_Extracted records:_

● ● ● ● ● ● ●

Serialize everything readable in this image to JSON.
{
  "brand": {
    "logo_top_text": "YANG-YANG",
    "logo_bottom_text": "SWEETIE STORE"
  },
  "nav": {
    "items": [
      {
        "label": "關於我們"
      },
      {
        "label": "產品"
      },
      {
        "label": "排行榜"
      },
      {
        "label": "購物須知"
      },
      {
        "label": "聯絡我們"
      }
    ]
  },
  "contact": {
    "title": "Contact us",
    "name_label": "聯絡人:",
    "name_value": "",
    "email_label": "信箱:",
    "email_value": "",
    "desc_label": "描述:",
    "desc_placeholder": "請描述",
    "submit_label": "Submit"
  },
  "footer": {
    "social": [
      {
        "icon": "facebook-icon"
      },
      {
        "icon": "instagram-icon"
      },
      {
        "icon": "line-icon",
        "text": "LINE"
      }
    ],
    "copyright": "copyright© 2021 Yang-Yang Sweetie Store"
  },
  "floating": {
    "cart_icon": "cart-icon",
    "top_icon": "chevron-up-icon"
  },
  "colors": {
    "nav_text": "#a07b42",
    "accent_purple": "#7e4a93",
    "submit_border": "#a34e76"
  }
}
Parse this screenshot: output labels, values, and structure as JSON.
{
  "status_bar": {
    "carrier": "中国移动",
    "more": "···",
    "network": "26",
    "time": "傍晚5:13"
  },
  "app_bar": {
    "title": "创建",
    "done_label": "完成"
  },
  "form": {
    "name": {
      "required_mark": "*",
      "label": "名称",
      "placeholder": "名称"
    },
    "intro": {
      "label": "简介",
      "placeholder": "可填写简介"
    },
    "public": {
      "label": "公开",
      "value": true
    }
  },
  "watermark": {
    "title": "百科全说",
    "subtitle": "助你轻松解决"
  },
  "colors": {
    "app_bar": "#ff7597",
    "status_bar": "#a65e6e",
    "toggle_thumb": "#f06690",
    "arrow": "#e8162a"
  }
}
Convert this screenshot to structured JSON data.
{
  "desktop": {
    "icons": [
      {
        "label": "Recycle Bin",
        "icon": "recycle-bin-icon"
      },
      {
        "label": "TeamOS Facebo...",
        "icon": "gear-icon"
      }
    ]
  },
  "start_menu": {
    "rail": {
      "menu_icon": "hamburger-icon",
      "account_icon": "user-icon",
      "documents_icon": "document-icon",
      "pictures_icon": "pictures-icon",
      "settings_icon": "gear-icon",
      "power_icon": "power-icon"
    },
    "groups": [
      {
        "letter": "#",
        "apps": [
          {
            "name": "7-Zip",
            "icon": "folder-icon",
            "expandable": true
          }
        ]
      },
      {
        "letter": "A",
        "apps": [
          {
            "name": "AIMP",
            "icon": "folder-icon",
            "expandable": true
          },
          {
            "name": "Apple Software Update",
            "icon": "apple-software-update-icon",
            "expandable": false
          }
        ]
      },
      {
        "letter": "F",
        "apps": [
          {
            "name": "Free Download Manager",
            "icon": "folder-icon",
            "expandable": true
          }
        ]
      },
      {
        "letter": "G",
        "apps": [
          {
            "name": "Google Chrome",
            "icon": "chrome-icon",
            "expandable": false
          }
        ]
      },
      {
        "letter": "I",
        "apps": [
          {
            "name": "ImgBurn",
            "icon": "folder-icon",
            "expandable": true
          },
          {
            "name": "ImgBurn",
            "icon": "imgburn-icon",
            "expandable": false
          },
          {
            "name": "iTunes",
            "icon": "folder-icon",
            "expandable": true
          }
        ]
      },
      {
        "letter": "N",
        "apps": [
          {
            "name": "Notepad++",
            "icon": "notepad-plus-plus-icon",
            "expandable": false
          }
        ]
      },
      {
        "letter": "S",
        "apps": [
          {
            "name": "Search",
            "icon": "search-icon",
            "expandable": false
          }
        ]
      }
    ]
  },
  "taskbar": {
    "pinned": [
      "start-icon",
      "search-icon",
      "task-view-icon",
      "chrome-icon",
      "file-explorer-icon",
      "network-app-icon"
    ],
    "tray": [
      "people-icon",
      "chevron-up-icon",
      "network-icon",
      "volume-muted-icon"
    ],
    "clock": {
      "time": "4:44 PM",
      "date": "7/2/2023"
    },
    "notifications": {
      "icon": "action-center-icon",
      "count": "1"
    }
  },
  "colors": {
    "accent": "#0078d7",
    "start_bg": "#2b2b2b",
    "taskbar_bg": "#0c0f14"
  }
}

● ● ● ● ● ● ●

_Requirement:_
Each of the records should be retyped exactly.

_Solved exercise:_
Serialize everything readable in this image to JSON.
{
  "brand": {
    "logo_top_text": "YANG-YANG",
    "logo_bottom_text": "SWEETIE STORE"
  },
  "nav": {
    "items": [
      {
        "label": "關於我們"
      },
      {
        "label": "產品"
      },
      {
        "label": "排行榜"
      },
      {
        "label": "購物須知"
      },
      {
        "label": "聯絡我們"
      }
    ]
  },
  "contact": {
    "title": "Contact us",
    "name_label": "聯絡人:",
    "name_value": "",
    "email_label": "信箱:",
    "email_value": "",
    "desc_label": "描述:",
    "desc_placeholder": "請描述",
    "submit_label": "Submit"
  },
  "footer": {
    "social": [
      {
        "icon": "facebook-icon"
      },
      {
        "icon": "instagram-icon"
      },
      {
        "icon": "line-icon",
        "text": "LINE"
      }
    ],
    "copyright": "copyright© 2021 Yang-Yang Sweetie Store"
  },
  "floating": {
    "cart_icon": "cart-icon",
    "top_icon": "chevron-up-icon"
  },
  "colors": {
    "nav_text": "#a07b42",
    "accent_purple": "#7e4a93",
    "submit_border": "#a34e76"
  }
}
Parse this screenshot: output labels, values, and structure as JSON.
{
  "status_bar": {
    "carrier": "中国移动",
    "more": "···",
    "network": "26",
    "time": "傍晚5:13"
  },
  "app_bar": {
    "title": "创建",
    "done_label": "完成"
  },
  "form": {
    "name": {
      "required_mark": "*",
      "label": "名称",
      "placeholder": "名称"
    },
    "intro": {
      "label": "简介",
      "placeholder": "可填写简介"
    },
    "public": {
      "label": "公开",
      "value": true
    }
  },
  "watermark": {
    "title": "百科全说",
    "subtitle": "助你轻松解决"
  },
  "colors": {
    "app_bar": "#ff7597",
    "status_bar": "#a65e6e",
    "toggle_thumb": "#f06690",
    "arrow": "#e8162a"
  }
}
Convert this screenshot to structured JSON data.
{
  "desktop": {
    "icons": [
      {
        "label": "Recycle Bin",
        "icon": "recycle-bin-icon"
      },
      {
        "label": "TeamOS Facebo...",
        "icon": "gear-icon"
      }
    ]
  },
  "start_menu": {
    "rail": {
      "menu_icon": "hamburger-icon",
      "account_icon": "user-icon",
      "documents_icon": "document-icon",
      "pictures_icon": "pictures-icon",
      "settings_icon": "gear-icon",
      "power_icon": "power-icon"
    },
    "groups": [
      {
        "letter": "#",
        "apps": [
          {
            "name": "7-Zip",
            "icon": "folder-icon",
            "expandable": true
          }
        ]
      },
      {
        "letter": "A",
        "apps": [
          {
            "name": "AIMP",
            "icon": "folder-icon",
            "expandable": true
          },
          {
            "name": "Apple Software Update",
            "icon": "apple-software-update-icon",
            "expandable": false
          }
        ]
      },
      {
        "letter": "F",
        "apps": [
          {
            "name": "Free Download Manager",
            "icon": "folder-icon",
            "expandable": true
          }
        ]
      },
      {
        "letter": "G",
        "apps": [
          {
            "name": "Google Chrome",
            "icon": "chrome-icon",
            "expandable": false
          }
        ]
      },
      {
        "letter": "I",
        "apps": [
          {
            "name": "ImgBurn",
            "icon": "folder-icon",
            "expandable": true
          },
          {
            "name": "ImgBurn",
            "icon": "imgburn-icon",
            "expandable": false
          },
          {
            "name": "iTunes",
            "icon": "folder-icon",
            "expandable": true
          }
        ]
      },
      {
        "letter": "N",
        "apps": [
          {
            "name": "Notepad++",
            "icon": "notepad-plus-plus-icon",
            "expandable": false
          }
        ]
      },
      {
        "letter": "S",
        "apps": [
          {
            "name": "Search",
            "icon": "search-icon",
            "expandable": false
          }
        ]
      }
    ]
  },
  "taskbar": {
    "pinned": [
      "start-icon",
      "search-icon",
      "task-view-icon",
      "chrome-icon",
      "file-explorer-icon",
      "network-app-icon"
    ],
    "tray": [
      "people-icon",
      "chevron-up-icon",
      "network-icon",
      "volume-muted-icon"
    ],
    "clock": {
      "time": "4:44 PM",
      "date": "7/2/2023"
    },
    "notifications": {
      "icon": "action-center-icon",
      "count": "1"
    }
  },
  "colors": {
    "accent": "#0078d7",
    "start_bg": "#2b2b2b",
    "taskbar_bg": "#0c0f14"
  }
}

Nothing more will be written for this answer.